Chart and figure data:
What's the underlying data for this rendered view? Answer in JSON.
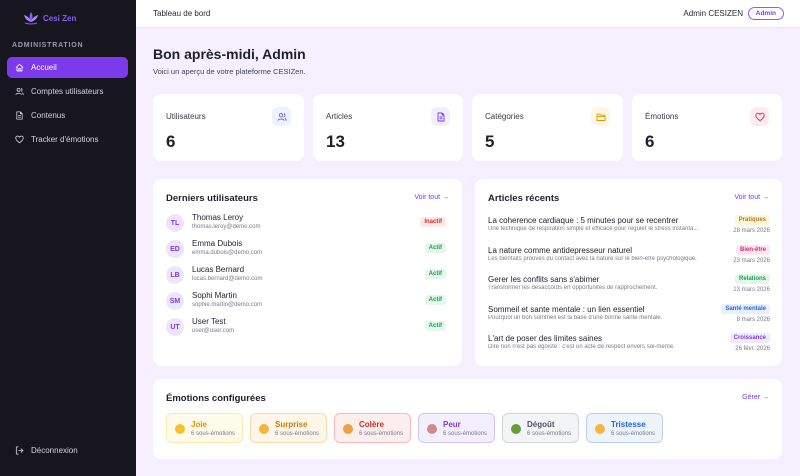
{
  "app": {
    "name": "Cesi Zen"
  },
  "sidebar": {
    "section": "ADMINISTRATION",
    "items": [
      {
        "label": "Accueil",
        "icon": "home-icon",
        "active": true
      },
      {
        "label": "Comptes utilisateurs",
        "icon": "users-icon",
        "active": false
      },
      {
        "label": "Contenus",
        "icon": "document-icon",
        "active": false
      },
      {
        "label": "Tracker d'émotions",
        "icon": "heart-icon",
        "active": false
      }
    ],
    "logout": "Déconnexion"
  },
  "topbar": {
    "breadcrumb": "Tableau de bord",
    "user": "Admin CESIZEN",
    "role_badge": "Admin"
  },
  "greeting": {
    "title": "Bon après-midi, Admin",
    "subtitle": "Voici un aperçu de votre plateforme CESIZen."
  },
  "stats": [
    {
      "label": "Utilisateurs",
      "value": "6",
      "icon": "users-icon",
      "bg": "#eef2ff",
      "fg": "#6366f1"
    },
    {
      "label": "Articles",
      "value": "13",
      "icon": "document-icon",
      "bg": "#f1eefe",
      "fg": "#7c3aed"
    },
    {
      "label": "Catégories",
      "value": "5",
      "icon": "folder-icon",
      "bg": "#fef6e4",
      "fg": "#d99a06"
    },
    {
      "label": "Émotions",
      "value": "6",
      "icon": "heart-icon",
      "bg": "#fdecef",
      "fg": "#e11d48"
    }
  ],
  "users_card": {
    "title": "Derniers utilisateurs",
    "link": "Voir tout →",
    "rows": [
      {
        "initials": "TL",
        "name": "Thomas Leroy",
        "email": "thomas.leroy@demo.com",
        "status": "Inactif",
        "active": false
      },
      {
        "initials": "ED",
        "name": "Emma Dubois",
        "email": "emma.dubois@demo.com",
        "status": "Actif",
        "active": true
      },
      {
        "initials": "LB",
        "name": "Lucas Bernard",
        "email": "lucas.bernard@demo.com",
        "status": "Actif",
        "active": true
      },
      {
        "initials": "SM",
        "name": "Sophi Martin",
        "email": "sophie.martin@demo.com",
        "status": "Actif",
        "active": true
      },
      {
        "initials": "UT",
        "name": "User Test",
        "email": "user@user.com",
        "status": "Actif",
        "active": true
      }
    ]
  },
  "articles_card": {
    "title": "Articles récents",
    "link": "Voir tout →",
    "rows": [
      {
        "title": "La coherence cardiaque : 5 minutes pour se recentrer",
        "desc": "Une technique de respiration simple et efficace pour reguler le stress instanta...",
        "tag": "Pratiques",
        "tag_bg": "#fef6d8",
        "tag_fg": "#b7791f",
        "date": "28 mars 2026"
      },
      {
        "title": "La nature comme antidepresseur naturel",
        "desc": "Les bienfaits prouves du contact avec la nature sur le bien-etre psychologique.",
        "tag": "Bien-être",
        "tag_bg": "#fde8ef",
        "tag_fg": "#db2777",
        "date": "23 mars 2026"
      },
      {
        "title": "Gerer les conflits sans s'abimer",
        "desc": "Transformer les desaccords en opportunites de rapprochement.",
        "tag": "Relations",
        "tag_bg": "#e5f7ec",
        "tag_fg": "#16a34a",
        "date": "13 mars 2026"
      },
      {
        "title": "Sommeil et sante mentale : un lien essentiel",
        "desc": "Pourquoi un bon sommeil est la base d'une bonne sante mentale.",
        "tag": "Santé mentale",
        "tag_bg": "#e8f0fe",
        "tag_fg": "#2563eb",
        "date": "8 mars 2026"
      },
      {
        "title": "L'art de poser des limites saines",
        "desc": "Dire non n'est pas egoiste : c'est un acte de respect envers soi-meme.",
        "tag": "Croissance",
        "tag_bg": "#f1eafe",
        "tag_fg": "#7c3aed",
        "date": "26 févr. 2026"
      }
    ]
  },
  "emotions_card": {
    "title": "Émotions configurées",
    "link": "Gérer →",
    "items": [
      {
        "name": "Joie",
        "sub": "6 sous-émotions",
        "color": "#d99a06",
        "bg": "#fffaea",
        "border": "#fde9a8",
        "face": "#f2c230"
      },
      {
        "name": "Surprise",
        "sub": "6 sous-émotions",
        "color": "#d97706",
        "bg": "#fff6ea",
        "border": "#fcd9a8",
        "face": "#f2b640"
      },
      {
        "name": "Colère",
        "sub": "6 sous-émotions",
        "color": "#dc2626",
        "bg": "#fdeeee",
        "border": "#f7b9b9",
        "face": "#f0a040"
      },
      {
        "name": "Peur",
        "sub": "6 sous-émotions",
        "color": "#7c3aed",
        "bg": "#f3effe",
        "border": "#d4c4fb",
        "face": "#d08a8a"
      },
      {
        "name": "Dégoût",
        "sub": "6 sous-émotions",
        "color": "#4b5563",
        "bg": "#f3f4f6",
        "border": "#d1d5db",
        "face": "#6a9a3a"
      },
      {
        "name": "Tristesse",
        "sub": "6 sous-émotions",
        "color": "#2563eb",
        "bg": "#eef4fe",
        "border": "#b9d0fa",
        "face": "#f2b640"
      }
    ]
  }
}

▸ Task description: Give every record again exactly, apart from the pictures, which stay out.

▸ Solution to this task:
What's the underlying data for this rendered view? Answer in JSON.
{
  "app": {
    "name": "Cesi Zen"
  },
  "sidebar": {
    "section": "ADMINISTRATION",
    "items": [
      {
        "label": "Accueil",
        "icon": "home-icon",
        "active": true
      },
      {
        "label": "Comptes utilisateurs",
        "icon": "users-icon",
        "active": false
      },
      {
        "label": "Contenus",
        "icon": "document-icon",
        "active": false
      },
      {
        "label": "Tracker d'émotions",
        "icon": "heart-icon",
        "active": false
      }
    ],
    "logout": "Déconnexion"
  },
  "topbar": {
    "breadcrumb": "Tableau de bord",
    "user": "Admin CESIZEN",
    "role_badge": "Admin"
  },
  "greeting": {
    "title": "Bon après-midi, Admin",
    "subtitle": "Voici un aperçu de votre plateforme CESIZen."
  },
  "stats": [
    {
      "label": "Utilisateurs",
      "value": "6",
      "icon": "users-icon",
      "bg": "#eef2ff",
      "fg": "#6366f1"
    },
    {
      "label": "Articles",
      "value": "13",
      "icon": "document-icon",
      "bg": "#f1eefe",
      "fg": "#7c3aed"
    },
    {
      "label": "Catégories",
      "value": "5",
      "icon": "folder-icon",
      "bg": "#fef6e4",
      "fg": "#d99a06"
    },
    {
      "label": "Émotions",
      "value": "6",
      "icon": "heart-icon",
      "bg": "#fdecef",
      "fg": "#e11d48"
    }
  ],
  "users_card": {
    "title": "Derniers utilisateurs",
    "link": "Voir tout →",
    "rows": [
      {
        "initials": "TL",
        "name": "Thomas Leroy",
        "email": "thomas.leroy@demo.com",
        "status": "Inactif",
        "active": false
      },
      {
        "initials": "ED",
        "name": "Emma Dubois",
        "email": "emma.dubois@demo.com",
        "status": "Actif",
        "active": true
      },
      {
        "initials": "LB",
        "name": "Lucas Bernard",
        "email": "lucas.bernard@demo.com",
        "status": "Actif",
        "active": true
      },
      {
        "initials": "SM",
        "name": "Sophi Martin",
        "email": "sophie.martin@demo.com",
        "status": "Actif",
        "active": true
      },
      {
        "initials": "UT",
        "name": "User Test",
        "email": "user@user.com",
        "status": "Actif",
        "active": true
      }
    ]
  },
  "articles_card": {
    "title": "Articles récents",
    "link": "Voir tout →",
    "rows": [
      {
        "title": "La coherence cardiaque : 5 minutes pour se recentrer",
        "desc": "Une technique de respiration simple et efficace pour reguler le stress instanta...",
        "tag": "Pratiques",
        "tag_bg": "#fef6d8",
        "tag_fg": "#b7791f",
        "date": "28 mars 2026"
      },
      {
        "title": "La nature comme antidepresseur naturel",
        "desc": "Les bienfaits prouves du contact avec la nature sur le bien-etre psychologique.",
        "tag": "Bien-être",
        "tag_bg": "#fde8ef",
        "tag_fg": "#db2777",
        "date": "23 mars 2026"
      },
      {
        "title": "Gerer les conflits sans s'abimer",
        "desc": "Transformer les desaccords en opportunites de rapprochement.",
        "tag": "Relations",
        "tag_bg": "#e5f7ec",
        "tag_fg": "#16a34a",
        "date": "13 mars 2026"
      },
      {
        "title": "Sommeil et sante mentale : un lien essentiel",
        "desc": "Pourquoi un bon sommeil est la base d'une bonne sante mentale.",
        "tag": "Santé mentale",
        "tag_bg": "#e8f0fe",
        "tag_fg": "#2563eb",
        "date": "8 mars 2026"
      },
      {
        "title": "L'art de poser des limites saines",
        "desc": "Dire non n'est pas egoiste : c'est un acte de respect envers soi-meme.",
        "tag": "Croissance",
        "tag_bg": "#f1eafe",
        "tag_fg": "#7c3aed",
        "date": "26 févr. 2026"
      }
    ]
  },
  "emotions_card": {
    "title": "Émotions configurées",
    "link": "Gérer →",
    "items": [
      {
        "name": "Joie",
        "sub": "6 sous-émotions",
        "color": "#d99a06",
        "bg": "#fffaea",
        "border": "#fde9a8",
        "face": "#f2c230"
      },
      {
        "name": "Surprise",
        "sub": "6 sous-émotions",
        "color": "#d97706",
        "bg": "#fff6ea",
        "border": "#fcd9a8",
        "face": "#f2b640"
      },
      {
        "name": "Colère",
        "sub": "6 sous-émotions",
        "color": "#dc2626",
        "bg": "#fdeeee",
        "border": "#f7b9b9",
        "face": "#f0a040"
      },
      {
        "name": "Peur",
        "sub": "6 sous-émotions",
        "color": "#7c3aed",
        "bg": "#f3effe",
        "border": "#d4c4fb",
        "face": "#d08a8a"
      },
      {
        "name": "Dégoût",
        "sub": "6 sous-émotions",
        "color": "#4b5563",
        "bg": "#f3f4f6",
        "border": "#d1d5db",
        "face": "#6a9a3a"
      },
      {
        "name": "Tristesse",
        "sub": "6 sous-émotions",
        "color": "#2563eb",
        "bg": "#eef4fe",
        "border": "#b9d0fa",
        "face": "#f2b640"
      }
    ]
  }
}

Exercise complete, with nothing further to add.